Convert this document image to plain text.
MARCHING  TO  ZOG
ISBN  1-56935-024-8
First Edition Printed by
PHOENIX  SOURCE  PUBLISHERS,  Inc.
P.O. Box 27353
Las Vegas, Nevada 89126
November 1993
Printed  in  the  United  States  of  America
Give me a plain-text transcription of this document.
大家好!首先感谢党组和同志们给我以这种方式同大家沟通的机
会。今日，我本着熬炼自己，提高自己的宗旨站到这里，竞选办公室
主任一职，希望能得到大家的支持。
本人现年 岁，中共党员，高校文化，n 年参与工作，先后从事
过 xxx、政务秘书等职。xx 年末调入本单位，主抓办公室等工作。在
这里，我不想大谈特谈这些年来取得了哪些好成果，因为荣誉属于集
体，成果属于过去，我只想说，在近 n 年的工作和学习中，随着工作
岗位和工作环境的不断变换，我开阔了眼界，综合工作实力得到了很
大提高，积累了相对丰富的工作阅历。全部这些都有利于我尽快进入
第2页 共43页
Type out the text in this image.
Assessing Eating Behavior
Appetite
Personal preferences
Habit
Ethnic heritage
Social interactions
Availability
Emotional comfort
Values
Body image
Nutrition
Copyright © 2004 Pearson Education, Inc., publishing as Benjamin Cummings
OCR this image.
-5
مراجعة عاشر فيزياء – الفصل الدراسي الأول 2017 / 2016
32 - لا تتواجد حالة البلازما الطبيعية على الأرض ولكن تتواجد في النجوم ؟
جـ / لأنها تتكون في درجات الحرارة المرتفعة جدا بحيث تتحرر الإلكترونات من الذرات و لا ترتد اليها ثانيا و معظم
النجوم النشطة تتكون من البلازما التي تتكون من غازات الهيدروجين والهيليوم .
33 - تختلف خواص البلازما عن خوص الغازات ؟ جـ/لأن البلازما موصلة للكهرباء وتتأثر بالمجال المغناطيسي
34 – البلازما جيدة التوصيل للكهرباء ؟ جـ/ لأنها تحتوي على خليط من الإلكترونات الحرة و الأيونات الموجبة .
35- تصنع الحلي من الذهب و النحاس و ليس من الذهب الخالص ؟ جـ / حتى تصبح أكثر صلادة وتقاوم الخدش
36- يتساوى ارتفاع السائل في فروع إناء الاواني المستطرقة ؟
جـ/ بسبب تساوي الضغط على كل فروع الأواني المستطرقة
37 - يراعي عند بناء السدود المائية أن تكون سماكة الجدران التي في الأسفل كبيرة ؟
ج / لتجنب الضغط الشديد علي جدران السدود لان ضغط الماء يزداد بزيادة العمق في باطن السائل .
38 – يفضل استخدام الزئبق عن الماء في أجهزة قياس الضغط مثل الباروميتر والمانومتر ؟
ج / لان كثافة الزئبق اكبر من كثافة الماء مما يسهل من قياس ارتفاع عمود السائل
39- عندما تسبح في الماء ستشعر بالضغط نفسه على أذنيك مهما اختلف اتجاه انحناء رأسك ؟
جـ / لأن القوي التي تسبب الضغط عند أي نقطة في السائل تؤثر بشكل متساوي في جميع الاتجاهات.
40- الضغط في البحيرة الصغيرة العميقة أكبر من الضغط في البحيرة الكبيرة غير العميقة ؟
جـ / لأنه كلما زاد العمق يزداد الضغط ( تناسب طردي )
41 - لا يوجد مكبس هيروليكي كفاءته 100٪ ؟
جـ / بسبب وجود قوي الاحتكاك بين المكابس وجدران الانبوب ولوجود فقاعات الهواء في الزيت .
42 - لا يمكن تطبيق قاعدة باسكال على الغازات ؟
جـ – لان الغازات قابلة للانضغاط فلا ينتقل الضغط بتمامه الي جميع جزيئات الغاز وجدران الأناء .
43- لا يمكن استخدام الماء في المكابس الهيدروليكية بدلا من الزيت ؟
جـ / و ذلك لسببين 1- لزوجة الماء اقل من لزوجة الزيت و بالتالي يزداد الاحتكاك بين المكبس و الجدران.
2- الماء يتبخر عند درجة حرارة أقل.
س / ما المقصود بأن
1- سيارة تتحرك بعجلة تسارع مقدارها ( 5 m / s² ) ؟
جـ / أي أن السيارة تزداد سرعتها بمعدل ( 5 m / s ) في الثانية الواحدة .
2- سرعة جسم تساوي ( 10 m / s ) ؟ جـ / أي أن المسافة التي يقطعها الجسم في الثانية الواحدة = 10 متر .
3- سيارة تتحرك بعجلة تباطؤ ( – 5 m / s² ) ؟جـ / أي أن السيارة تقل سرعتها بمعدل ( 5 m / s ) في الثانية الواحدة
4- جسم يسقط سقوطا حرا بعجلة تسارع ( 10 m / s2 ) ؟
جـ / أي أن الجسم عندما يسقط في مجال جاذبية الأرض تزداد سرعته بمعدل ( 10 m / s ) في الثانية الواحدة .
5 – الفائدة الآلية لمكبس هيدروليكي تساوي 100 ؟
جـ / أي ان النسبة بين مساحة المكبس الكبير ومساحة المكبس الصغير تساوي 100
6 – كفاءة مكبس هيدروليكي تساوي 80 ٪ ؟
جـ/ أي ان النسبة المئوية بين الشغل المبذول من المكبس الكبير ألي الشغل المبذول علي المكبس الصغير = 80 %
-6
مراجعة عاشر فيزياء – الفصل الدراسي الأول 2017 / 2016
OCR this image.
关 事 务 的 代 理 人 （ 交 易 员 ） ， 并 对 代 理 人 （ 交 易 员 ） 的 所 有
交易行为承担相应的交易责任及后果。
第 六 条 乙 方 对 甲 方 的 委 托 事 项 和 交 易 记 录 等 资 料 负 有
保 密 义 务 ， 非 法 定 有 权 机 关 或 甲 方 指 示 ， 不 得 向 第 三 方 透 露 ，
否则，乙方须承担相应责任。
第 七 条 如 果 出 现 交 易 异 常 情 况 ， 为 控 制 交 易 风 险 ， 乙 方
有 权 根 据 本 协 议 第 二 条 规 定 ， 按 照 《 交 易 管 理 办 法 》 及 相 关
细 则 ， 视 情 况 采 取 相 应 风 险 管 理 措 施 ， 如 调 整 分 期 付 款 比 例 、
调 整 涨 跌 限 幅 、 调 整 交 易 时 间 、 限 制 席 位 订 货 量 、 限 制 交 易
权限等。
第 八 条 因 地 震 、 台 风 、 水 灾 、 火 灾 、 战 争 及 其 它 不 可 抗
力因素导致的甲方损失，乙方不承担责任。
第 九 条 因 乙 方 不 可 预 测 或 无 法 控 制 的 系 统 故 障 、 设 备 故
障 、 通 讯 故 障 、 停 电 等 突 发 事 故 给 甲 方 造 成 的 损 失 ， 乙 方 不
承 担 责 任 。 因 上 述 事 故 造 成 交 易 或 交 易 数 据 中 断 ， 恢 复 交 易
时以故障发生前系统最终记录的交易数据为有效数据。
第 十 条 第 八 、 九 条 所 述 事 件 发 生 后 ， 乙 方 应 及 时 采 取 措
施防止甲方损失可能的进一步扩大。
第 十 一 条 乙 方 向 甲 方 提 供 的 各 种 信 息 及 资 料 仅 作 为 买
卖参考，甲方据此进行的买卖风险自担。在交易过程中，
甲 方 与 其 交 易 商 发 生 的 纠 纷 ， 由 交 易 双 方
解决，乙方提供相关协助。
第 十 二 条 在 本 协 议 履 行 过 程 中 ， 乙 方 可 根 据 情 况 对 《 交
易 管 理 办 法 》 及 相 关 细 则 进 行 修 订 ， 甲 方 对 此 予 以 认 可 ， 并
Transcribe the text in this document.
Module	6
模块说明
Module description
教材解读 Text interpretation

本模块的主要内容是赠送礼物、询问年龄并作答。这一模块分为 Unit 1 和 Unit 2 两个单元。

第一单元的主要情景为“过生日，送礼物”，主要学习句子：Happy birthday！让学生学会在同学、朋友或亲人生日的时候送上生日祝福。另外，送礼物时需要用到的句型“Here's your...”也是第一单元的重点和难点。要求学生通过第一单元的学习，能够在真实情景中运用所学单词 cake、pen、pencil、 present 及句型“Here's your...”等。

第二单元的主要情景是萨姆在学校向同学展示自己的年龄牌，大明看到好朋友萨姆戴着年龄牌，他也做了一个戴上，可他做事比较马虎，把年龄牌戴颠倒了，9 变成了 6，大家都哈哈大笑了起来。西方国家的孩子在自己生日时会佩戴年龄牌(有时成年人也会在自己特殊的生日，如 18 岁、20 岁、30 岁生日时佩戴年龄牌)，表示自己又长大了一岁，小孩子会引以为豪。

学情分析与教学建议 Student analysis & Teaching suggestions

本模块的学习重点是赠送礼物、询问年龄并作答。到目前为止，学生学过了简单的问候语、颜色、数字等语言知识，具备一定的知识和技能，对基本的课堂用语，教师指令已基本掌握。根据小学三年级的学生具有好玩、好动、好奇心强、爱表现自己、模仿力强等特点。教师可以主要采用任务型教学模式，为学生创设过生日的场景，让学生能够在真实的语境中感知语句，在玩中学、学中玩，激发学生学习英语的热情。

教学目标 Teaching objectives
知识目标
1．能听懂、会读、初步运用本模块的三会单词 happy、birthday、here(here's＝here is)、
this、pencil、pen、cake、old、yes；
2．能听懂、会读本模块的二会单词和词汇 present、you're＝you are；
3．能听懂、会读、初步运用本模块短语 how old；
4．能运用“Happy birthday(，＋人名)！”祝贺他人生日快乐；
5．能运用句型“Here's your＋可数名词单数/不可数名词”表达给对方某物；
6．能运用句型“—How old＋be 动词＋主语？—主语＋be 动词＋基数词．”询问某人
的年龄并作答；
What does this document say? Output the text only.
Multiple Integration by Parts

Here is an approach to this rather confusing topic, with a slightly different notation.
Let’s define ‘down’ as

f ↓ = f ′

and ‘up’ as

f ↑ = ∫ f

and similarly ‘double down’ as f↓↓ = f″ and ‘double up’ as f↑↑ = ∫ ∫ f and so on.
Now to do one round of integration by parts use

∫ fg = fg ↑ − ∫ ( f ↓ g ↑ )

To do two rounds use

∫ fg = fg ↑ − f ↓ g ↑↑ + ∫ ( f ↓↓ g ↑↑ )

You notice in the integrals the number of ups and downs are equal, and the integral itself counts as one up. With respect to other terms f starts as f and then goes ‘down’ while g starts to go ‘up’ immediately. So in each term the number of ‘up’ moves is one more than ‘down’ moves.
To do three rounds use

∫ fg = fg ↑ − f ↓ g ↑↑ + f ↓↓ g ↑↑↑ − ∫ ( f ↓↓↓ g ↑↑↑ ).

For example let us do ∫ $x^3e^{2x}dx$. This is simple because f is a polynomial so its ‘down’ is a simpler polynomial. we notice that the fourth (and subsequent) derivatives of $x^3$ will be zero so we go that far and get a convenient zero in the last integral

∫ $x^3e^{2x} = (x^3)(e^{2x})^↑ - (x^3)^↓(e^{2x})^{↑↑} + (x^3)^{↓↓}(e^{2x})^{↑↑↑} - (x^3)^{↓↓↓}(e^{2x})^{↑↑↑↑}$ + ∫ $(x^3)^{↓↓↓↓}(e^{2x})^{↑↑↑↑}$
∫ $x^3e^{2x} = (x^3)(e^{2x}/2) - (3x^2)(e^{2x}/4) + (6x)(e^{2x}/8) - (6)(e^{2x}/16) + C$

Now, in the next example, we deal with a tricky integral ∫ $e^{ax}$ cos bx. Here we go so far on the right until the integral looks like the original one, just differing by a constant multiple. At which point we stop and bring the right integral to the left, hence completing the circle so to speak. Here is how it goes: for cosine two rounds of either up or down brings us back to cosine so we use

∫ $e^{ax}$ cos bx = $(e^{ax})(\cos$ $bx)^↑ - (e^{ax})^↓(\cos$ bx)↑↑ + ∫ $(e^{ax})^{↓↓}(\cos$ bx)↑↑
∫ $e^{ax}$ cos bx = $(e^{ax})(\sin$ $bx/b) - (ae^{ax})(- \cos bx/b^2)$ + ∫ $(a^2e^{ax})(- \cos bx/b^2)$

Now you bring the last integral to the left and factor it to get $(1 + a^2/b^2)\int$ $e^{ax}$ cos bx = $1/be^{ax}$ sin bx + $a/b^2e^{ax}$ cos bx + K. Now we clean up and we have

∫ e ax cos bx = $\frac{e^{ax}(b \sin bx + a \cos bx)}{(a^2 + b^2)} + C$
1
++++++++
Of the lines in the entries above, how many include "بسبب"? Only the number should be given.

Solution for this problem:
2